== Raw data

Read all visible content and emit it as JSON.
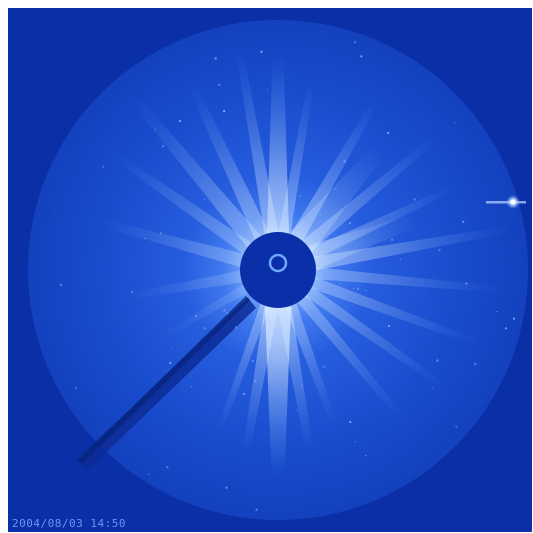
{
  "image": {
    "timestamp_text": "2004/08/03 14:50",
    "colors": {
      "background": "#0a2fa6",
      "field": "#1a55d8",
      "streamer": "#cfe6ff",
      "occulter": "#0b2fa8",
      "annotation": "#7fa4ff"
    }
  }
}
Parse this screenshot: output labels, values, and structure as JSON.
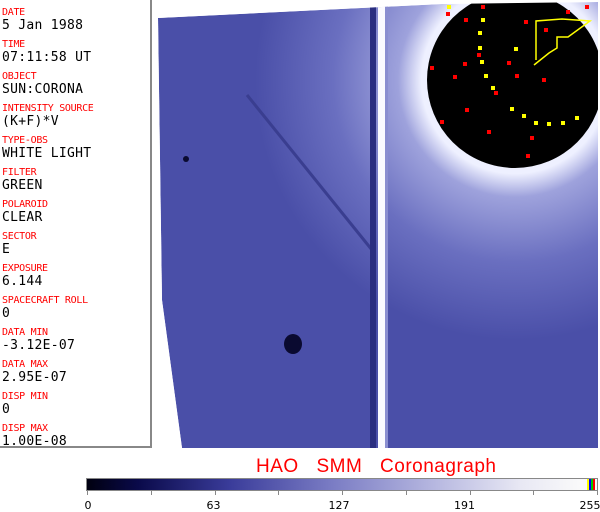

====

== Written exercise ==
Omit the pictures, and quote the material above exactly as given.

== Result of this task ==
Read all visible content and emit it as JSON.
{
  "image": {
    "timestamp_text": "2004/08/03 14:50",
    "colors": {
      "background": "#0a2fa6",
      "field": "#1a55d8",
      "streamer": "#cfe6ff",
      "occulter": "#0b2fa8",
      "annotation": "#7fa4ff"
    }
  }
}
Parse this screenshot: output labels, values, and structure as JSON.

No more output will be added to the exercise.